REQUIREMENTS:
Your task is to copy the listing exactly, with the pictures left out.

DATA TO PROCESS:
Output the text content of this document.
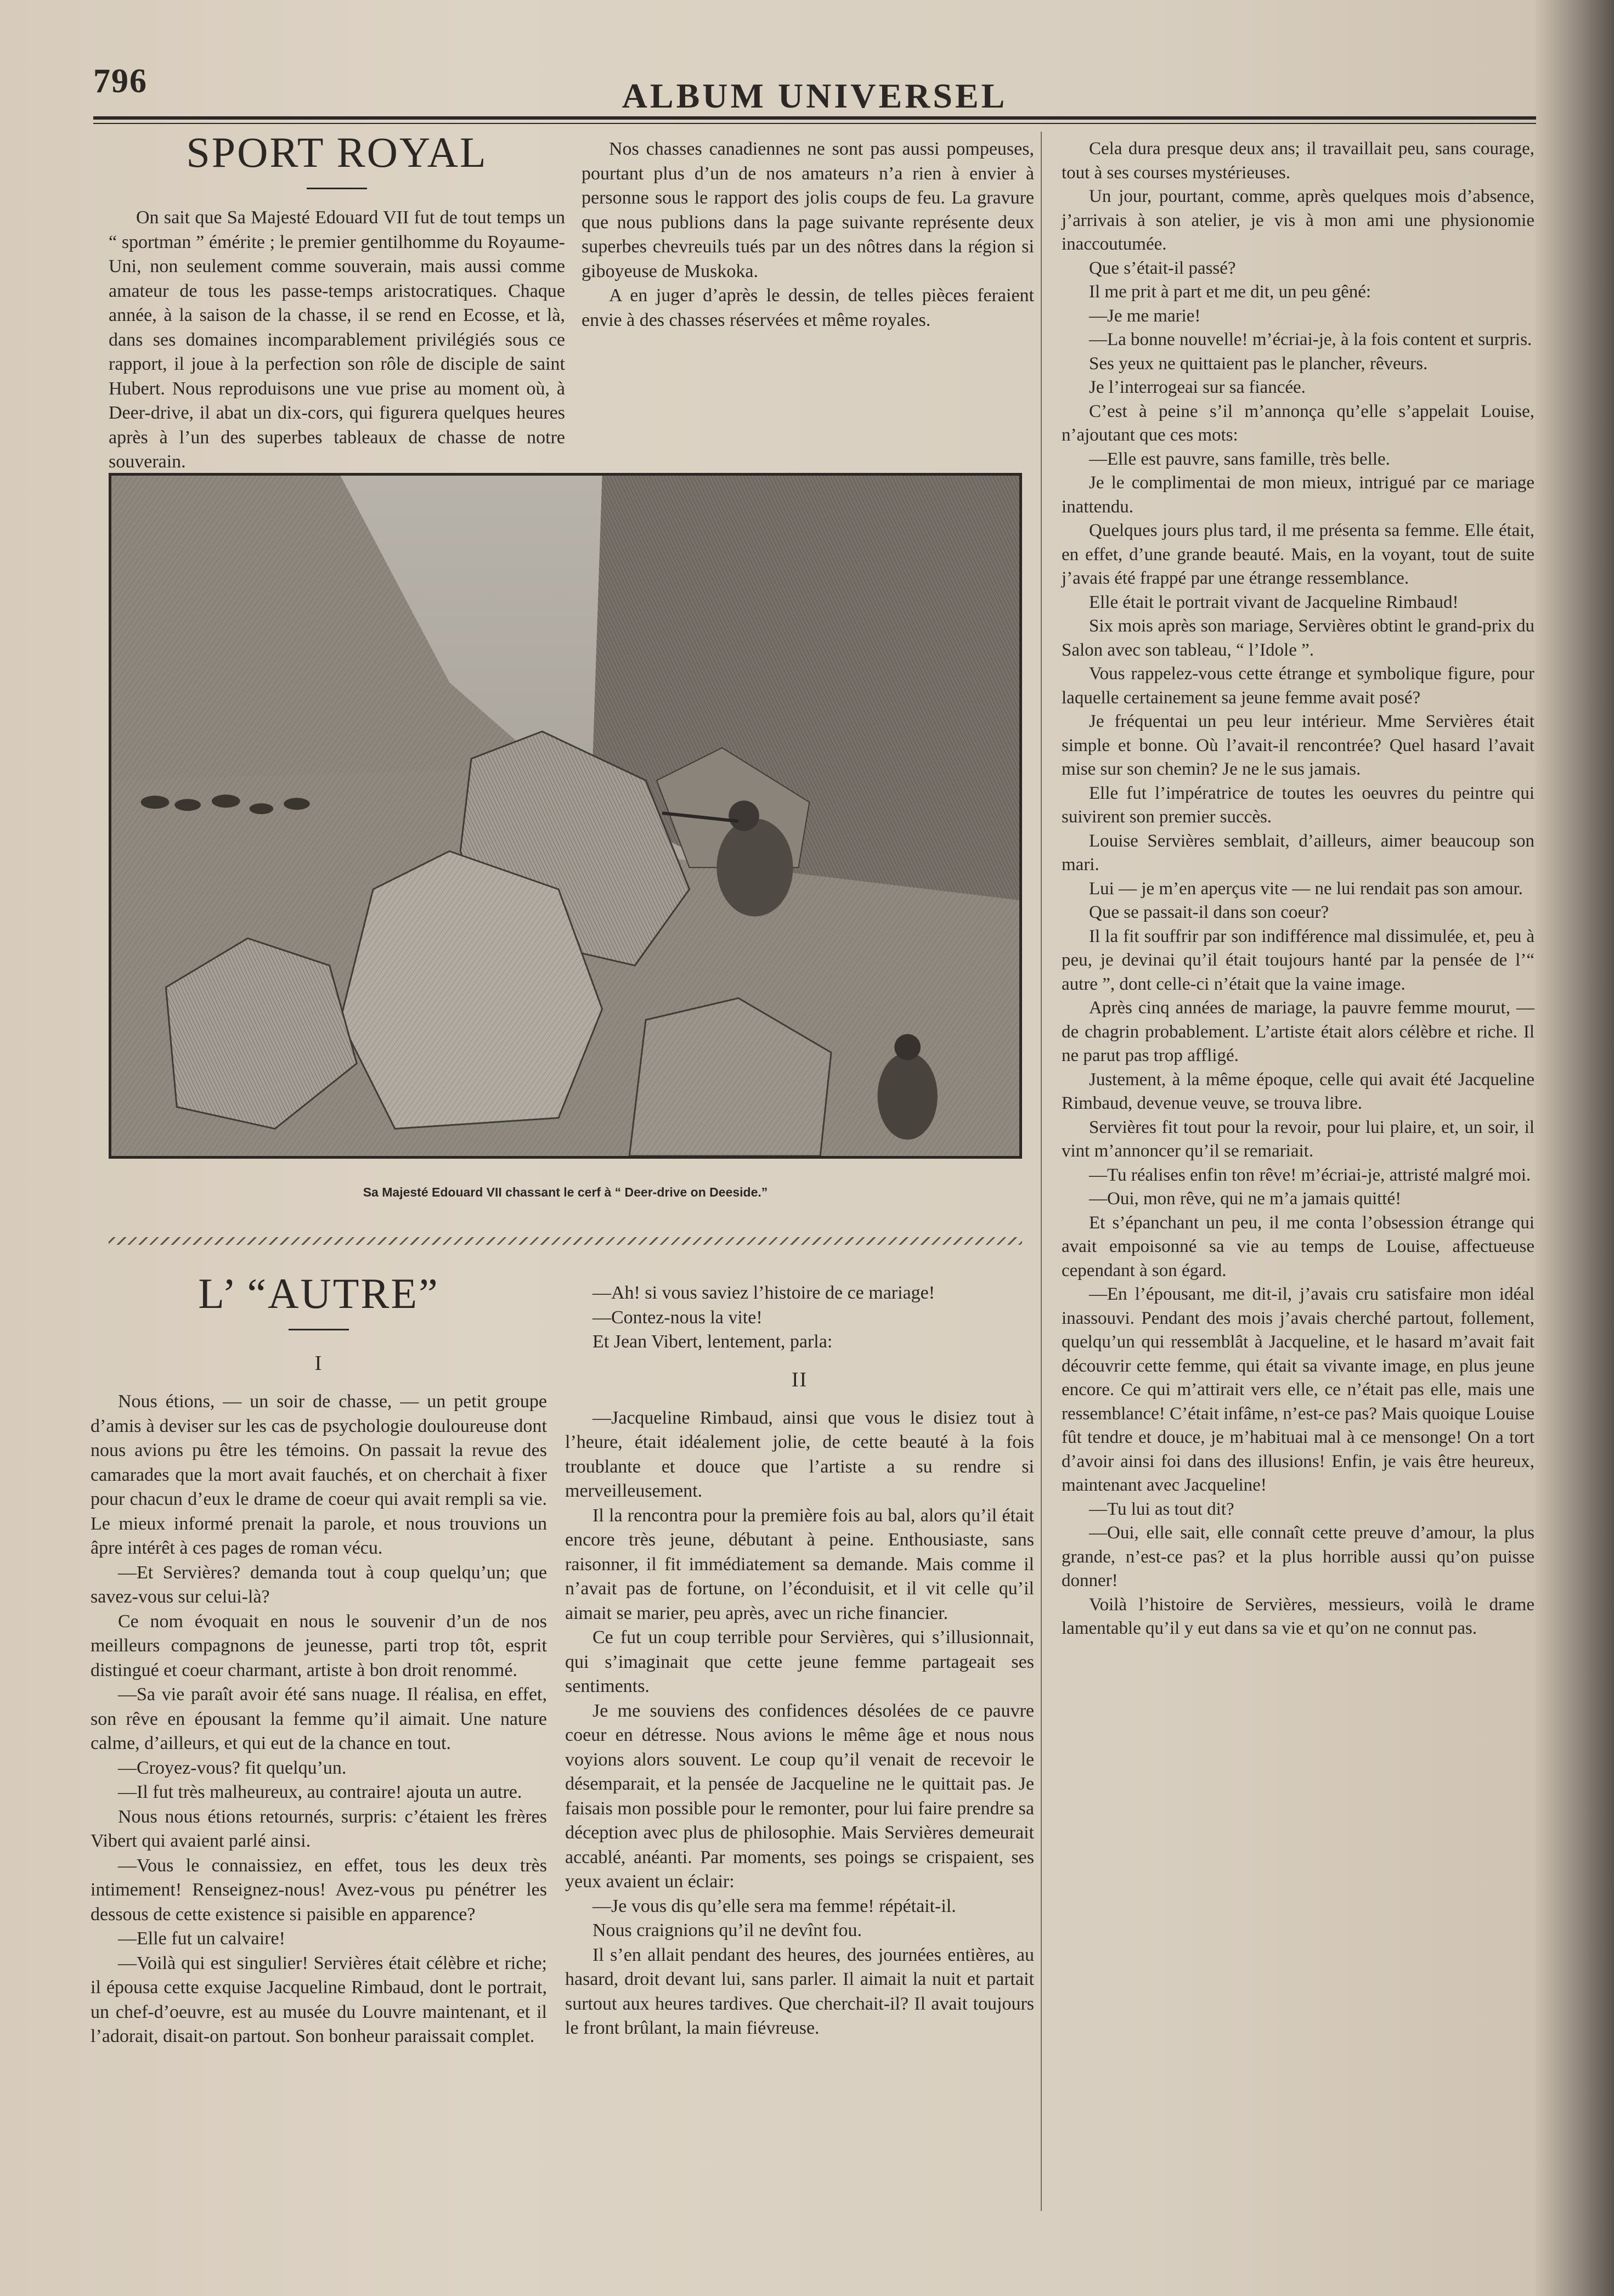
796	ALBUM UNIVERSEL
SPORT ROYAL

On sait que Sa Majesté Edouard VII fut de tout temps un “ sportman ” émérite ; le premier gentilhomme du Royaume-Uni, non seulement comme souverain, mais aussi comme amateur de tous les passe-temps aristocratiques. Chaque année, à la saison de la chasse, il se rend en Ecosse, et là, dans ses domaines incomparablement privilégiés sous ce rapport, il joue à la perfection son rôle de disciple de saint Hubert. Nous reproduisons une vue prise au moment où, à Deer-drive, il abat un dix-cors, qui figurera quelques heures après à l’un des superbes tableaux de chasse de notre souverain.

Nos chasses canadiennes ne sont pas aussi pompeuses, pourtant plus d’un de nos amateurs n’a rien à envier à personne sous le rapport des jolis coups de feu. La gravure que nous publions dans la page suivante représente deux superbes chevreuils tués par un des nôtres dans la région si giboyeuse de Muskoka.

A en juger d’après le dessin, de telles pièces feraient envie à des chasses réservées et même royales.

Sa Majesté Edouard VII chassant le cerf à “ Deer-drive on Deeside.”
L’ “AUTRE”
I

Nous étions, — un soir de chasse, — un petit groupe d’amis à deviser sur les cas de psychologie douloureuse dont nous avions pu être les témoins. On passait la revue des camarades que la mort avait fauchés, et on cherchait à fixer pour chacun d’eux le drame de coeur qui avait rempli sa vie. Le mieux informé prenait la parole, et nous trouvions un âpre intérêt à ces pages de roman vécu.

—Et Servières? demanda tout à coup quelqu’un; que savez-vous sur celui-là?

Ce nom évoquait en nous le souvenir d’un de nos meilleurs compagnons de jeunesse, parti trop tôt, esprit distingué et coeur charmant, artiste à bon droit renommé.

—Sa vie paraît avoir été sans nuage. Il réalisa, en effet, son rêve en épousant la femme qu’il aimait. Une nature calme, d’ailleurs, et qui eut de la chance en tout.

—Croyez-vous? fit quelqu’un.

—Il fut très malheureux, au contraire! ajouta un autre.

Nous nous étions retournés, surpris: c’étaient les frères Vibert qui avaient parlé ainsi.

—Vous le connaissiez, en effet, tous les deux très intimement! Renseignez-nous! Avez-vous pu pénétrer les dessous de cette existence si paisible en apparence?

—Elle fut un calvaire!

—Voilà qui est singulier! Servières était célèbre et riche; il épousa cette exquise Jacqueline Rimbaud, dont le portrait, un chef-d’oeuvre, est au musée du Louvre maintenant, et il l’adorait, disait-on partout. Son bonheur paraissait complet.

—Ah! si vous saviez l’histoire de ce mariage!

—Contez-nous la vite!

Et Jean Vibert, lentement, parla:

II

—Jacqueline Rimbaud, ainsi que vous le disiez tout à l’heure, était idéalement jolie, de cette beauté à la fois troublante et douce que l’artiste a su rendre si merveilleusement.

Il la rencontra pour la première fois au bal, alors qu’il était encore très jeune, débutant à peine. Enthousiaste, sans raisonner, il fit immédiatement sa demande. Mais comme il n’avait pas de fortune, on l’éconduisit, et il vit celle qu’il aimait se marier, peu après, avec un riche financier.

Ce fut un coup terrible pour Servières, qui s’illusionnait, qui s’imaginait que cette jeune femme partageait ses sentiments.

Je me souviens des confidences désolées de ce pauvre coeur en détresse. Nous avions le même âge et nous nous voyions alors souvent. Le coup qu’il venait de recevoir le désemparait, et la pensée de Jacqueline ne le quittait pas. Je faisais mon possible pour le remonter, pour lui faire prendre sa déception avec plus de philosophie. Mais Servières demeurait accablé, anéanti. Par moments, ses poings se crispaient, ses yeux avaient un éclair:

—Je vous dis qu’elle sera ma femme! répétait-il.

Nous craignions qu’il ne devînt fou.

Il s’en allait pendant des heures, des journées entières, au hasard, droit devant lui, sans parler. Il aimait la nuit et partait surtout aux heures tardives. Que cherchait-il? Il avait toujours le front brûlant, la main fiévreuse.

Cela dura presque deux ans; il travaillait peu, sans courage, tout à ses courses mystérieuses.

Un jour, pourtant, comme, après quelques mois d’absence, j’arrivais à son atelier, je vis à mon ami une physionomie inaccoutumée.

Que s’était-il passé?

Il me prit à part et me dit, un peu gêné:

—Je me marie!

—La bonne nouvelle! m’écriai-je, à la fois content et surpris.

Ses yeux ne quittaient pas le plancher, rêveurs.

Je l’interrogeai sur sa fiancée.

C’est à peine s’il m’annonça qu’elle s’appelait Louise, n’ajoutant que ces mots:

—Elle est pauvre, sans famille, très belle.

Je le complimentai de mon mieux, intrigué par ce mariage inattendu.

Quelques jours plus tard, il me présenta sa femme. Elle était, en effet, d’une grande beauté. Mais, en la voyant, tout de suite j’avais été frappé par une étrange ressemblance.

Elle était le portrait vivant de Jacqueline Rimbaud!

Six mois après son mariage, Servières obtint le grand-prix du Salon avec son tableau, “ l’Idole ”.

Vous rappelez-vous cette étrange et symbolique figure, pour laquelle certainement sa jeune femme avait posé?

Je fréquentai un peu leur intérieur. Mme Servières était simple et bonne. Où l’avait-il rencontrée? Quel hasard l’avait mise sur son chemin? Je ne le sus jamais.

Elle fut l’impératrice de toutes les oeuvres du peintre qui suivirent son premier succès.

Louise Servières semblait, d’ailleurs, aimer beaucoup son mari.

Lui — je m’en aperçus vite — ne lui rendait pas son amour.

Que se passait-il dans son coeur?

Il la fit souffrir par son indifférence mal dissimulée, et, peu à peu, je devinai qu’il était toujours hanté par la pensée de l’“ autre ”, dont celle-ci n’était que la vaine image.

Après cinq années de mariage, la pauvre femme mourut, — de chagrin probablement. L’artiste était alors célèbre et riche. Il ne parut pas trop affligé.

Justement, à la même époque, celle qui avait été Jacqueline Rimbaud, devenue veuve, se trouva libre.

Servières fit tout pour la revoir, pour lui plaire, et, un soir, il vint m’annoncer qu’il se remariait.

—Tu réalises enfin ton rêve! m’écriai-je, attristé malgré moi.

—Oui, mon rêve, qui ne m’a jamais quitté!

Et s’épanchant un peu, il me conta l’obsession étrange qui avait empoisonné sa vie au temps de Louise, affectueuse cependant à son égard.

—En l’épousant, me dit-il, j’avais cru satisfaire mon idéal inassouvi. Pendant des mois j’avais cherché partout, follement, quelqu’un qui ressemblât à Jacqueline, et le hasard m’avait fait découvrir cette femme, qui était sa vivante image, en plus jeune encore. Ce qui m’attirait vers elle, ce n’était pas elle, mais une ressemblance! C’était infâme, n’est-ce pas? Mais quoique Louise fût tendre et douce, je m’habituai mal à ce mensonge! On a tort d’avoir ainsi foi dans des illusions! Enfin, je vais être heureux, maintenant avec Jacqueline!

—Tu lui as tout dit?

—Oui, elle sait, elle connaît cette preuve d’amour, la plus grande, n’est-ce pas? et la plus horrible aussi qu’on puisse donner!

Voilà l’histoire de Servières, messieurs, voilà le drame lamentable qu’il y eut dans sa vie et qu’on ne connut pas.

SOLUTION BELOW:
Output the text content of this document.
796	ALBUM UNIVERSEL
SPORT ROYAL

On sait que Sa Majesté Edouard VII fut de tout temps un “ sportman ” émérite ; le premier gentilhomme du Royaume-Uni, non seulement comme souverain, mais aussi comme amateur de tous les passe-temps aristocratiques. Chaque année, à la saison de la chasse, il se rend en Ecosse, et là, dans ses domaines incomparablement privilégiés sous ce rapport, il joue à la perfection son rôle de disciple de saint Hubert. Nous reproduisons une vue prise au moment où, à Deer-drive, il abat un dix-cors, qui figurera quelques heures après à l’un des superbes tableaux de chasse de notre souverain.

Nos chasses canadiennes ne sont pas aussi pompeuses, pourtant plus d’un de nos amateurs n’a rien à envier à personne sous le rapport des jolis coups de feu. La gravure que nous publions dans la page suivante représente deux superbes chevreuils tués par un des nôtres dans la région si giboyeuse de Muskoka.

A en juger d’après le dessin, de telles pièces feraient envie à des chasses réservées et même royales.

Sa Majesté Edouard VII chassant le cerf à “ Deer-drive on Deeside.”
L’ “AUTRE”
I

Nous étions, — un soir de chasse, — un petit groupe d’amis à deviser sur les cas de psychologie douloureuse dont nous avions pu être les témoins. On passait la revue des camarades que la mort avait fauchés, et on cherchait à fixer pour chacun d’eux le drame de coeur qui avait rempli sa vie. Le mieux informé prenait la parole, et nous trouvions un âpre intérêt à ces pages de roman vécu.

—Et Servières? demanda tout à coup quelqu’un; que savez-vous sur celui-là?

Ce nom évoquait en nous le souvenir d’un de nos meilleurs compagnons de jeunesse, parti trop tôt, esprit distingué et coeur charmant, artiste à bon droit renommé.

—Sa vie paraît avoir été sans nuage. Il réalisa, en effet, son rêve en épousant la femme qu’il aimait. Une nature calme, d’ailleurs, et qui eut de la chance en tout.

—Croyez-vous? fit quelqu’un.

—Il fut très malheureux, au contraire! ajouta un autre.

Nous nous étions retournés, surpris: c’étaient les frères Vibert qui avaient parlé ainsi.

—Vous le connaissiez, en effet, tous les deux très intimement! Renseignez-nous! Avez-vous pu pénétrer les dessous de cette existence si paisible en apparence?

—Elle fut un calvaire!

—Voilà qui est singulier! Servières était célèbre et riche; il épousa cette exquise Jacqueline Rimbaud, dont le portrait, un chef-d’oeuvre, est au musée du Louvre maintenant, et il l’adorait, disait-on partout. Son bonheur paraissait complet.

—Ah! si vous saviez l’histoire de ce mariage!

—Contez-nous la vite!

Et Jean Vibert, lentement, parla:

II

—Jacqueline Rimbaud, ainsi que vous le disiez tout à l’heure, était idéalement jolie, de cette beauté à la fois troublante et douce que l’artiste a su rendre si merveilleusement.

Il la rencontra pour la première fois au bal, alors qu’il était encore très jeune, débutant à peine. Enthousiaste, sans raisonner, il fit immédiatement sa demande. Mais comme il n’avait pas de fortune, on l’éconduisit, et il vit celle qu’il aimait se marier, peu après, avec un riche financier.

Ce fut un coup terrible pour Servières, qui s’illusionnait, qui s’imaginait que cette jeune femme partageait ses sentiments.

Je me souviens des confidences désolées de ce pauvre coeur en détresse. Nous avions le même âge et nous nous voyions alors souvent. Le coup qu’il venait de recevoir le désemparait, et la pensée de Jacqueline ne le quittait pas. Je faisais mon possible pour le remonter, pour lui faire prendre sa déception avec plus de philosophie. Mais Servières demeurait accablé, anéanti. Par moments, ses poings se crispaient, ses yeux avaient un éclair:

—Je vous dis qu’elle sera ma femme! répétait-il.

Nous craignions qu’il ne devînt fou.

Il s’en allait pendant des heures, des journées entières, au hasard, droit devant lui, sans parler. Il aimait la nuit et partait surtout aux heures tardives. Que cherchait-il? Il avait toujours le front brûlant, la main fiévreuse.

Cela dura presque deux ans; il travaillait peu, sans courage, tout à ses courses mystérieuses.

Un jour, pourtant, comme, après quelques mois d’absence, j’arrivais à son atelier, je vis à mon ami une physionomie inaccoutumée.

Que s’était-il passé?

Il me prit à part et me dit, un peu gêné:

—Je me marie!

—La bonne nouvelle! m’écriai-je, à la fois content et surpris.

Ses yeux ne quittaient pas le plancher, rêveurs.

Je l’interrogeai sur sa fiancée.

C’est à peine s’il m’annonça qu’elle s’appelait Louise, n’ajoutant que ces mots:

—Elle est pauvre, sans famille, très belle.

Je le complimentai de mon mieux, intrigué par ce mariage inattendu.

Quelques jours plus tard, il me présenta sa femme. Elle était, en effet, d’une grande beauté. Mais, en la voyant, tout de suite j’avais été frappé par une étrange ressemblance.

Elle était le portrait vivant de Jacqueline Rimbaud!

Six mois après son mariage, Servières obtint le grand-prix du Salon avec son tableau, “ l’Idole ”.

Vous rappelez-vous cette étrange et symbolique figure, pour laquelle certainement sa jeune femme avait posé?

Je fréquentai un peu leur intérieur. Mme Servières était simple et bonne. Où l’avait-il rencontrée? Quel hasard l’avait mise sur son chemin? Je ne le sus jamais.

Elle fut l’impératrice de toutes les oeuvres du peintre qui suivirent son premier succès.

Louise Servières semblait, d’ailleurs, aimer beaucoup son mari.

Lui — je m’en aperçus vite — ne lui rendait pas son amour.

Que se passait-il dans son coeur?

Il la fit souffrir par son indifférence mal dissimulée, et, peu à peu, je devinai qu’il était toujours hanté par la pensée de l’“ autre ”, dont celle-ci n’était que la vaine image.

Après cinq années de mariage, la pauvre femme mourut, — de chagrin probablement. L’artiste était alors célèbre et riche. Il ne parut pas trop affligé.

Justement, à la même époque, celle qui avait été Jacqueline Rimbaud, devenue veuve, se trouva libre.

Servières fit tout pour la revoir, pour lui plaire, et, un soir, il vint m’annoncer qu’il se remariait.

—Tu réalises enfin ton rêve! m’écriai-je, attristé malgré moi.

—Oui, mon rêve, qui ne m’a jamais quitté!

Et s’épanchant un peu, il me conta l’obsession étrange qui avait empoisonné sa vie au temps de Louise, affectueuse cependant à son égard.

—En l’épousant, me dit-il, j’avais cru satisfaire mon idéal inassouvi. Pendant des mois j’avais cherché partout, follement, quelqu’un qui ressemblât à Jacqueline, et le hasard m’avait fait découvrir cette femme, qui était sa vivante image, en plus jeune encore. Ce qui m’attirait vers elle, ce n’était pas elle, mais une ressemblance! C’était infâme, n’est-ce pas? Mais quoique Louise fût tendre et douce, je m’habituai mal à ce mensonge! On a tort d’avoir ainsi foi dans des illusions! Enfin, je vais être heureux, maintenant avec Jacqueline!

—Tu lui as tout dit?

—Oui, elle sait, elle connaît cette preuve d’amour, la plus grande, n’est-ce pas? et la plus horrible aussi qu’on puisse donner!

Voilà l’histoire de Servières, messieurs, voilà le drame lamentable qu’il y eut dans sa vie et qu’on ne connut pas.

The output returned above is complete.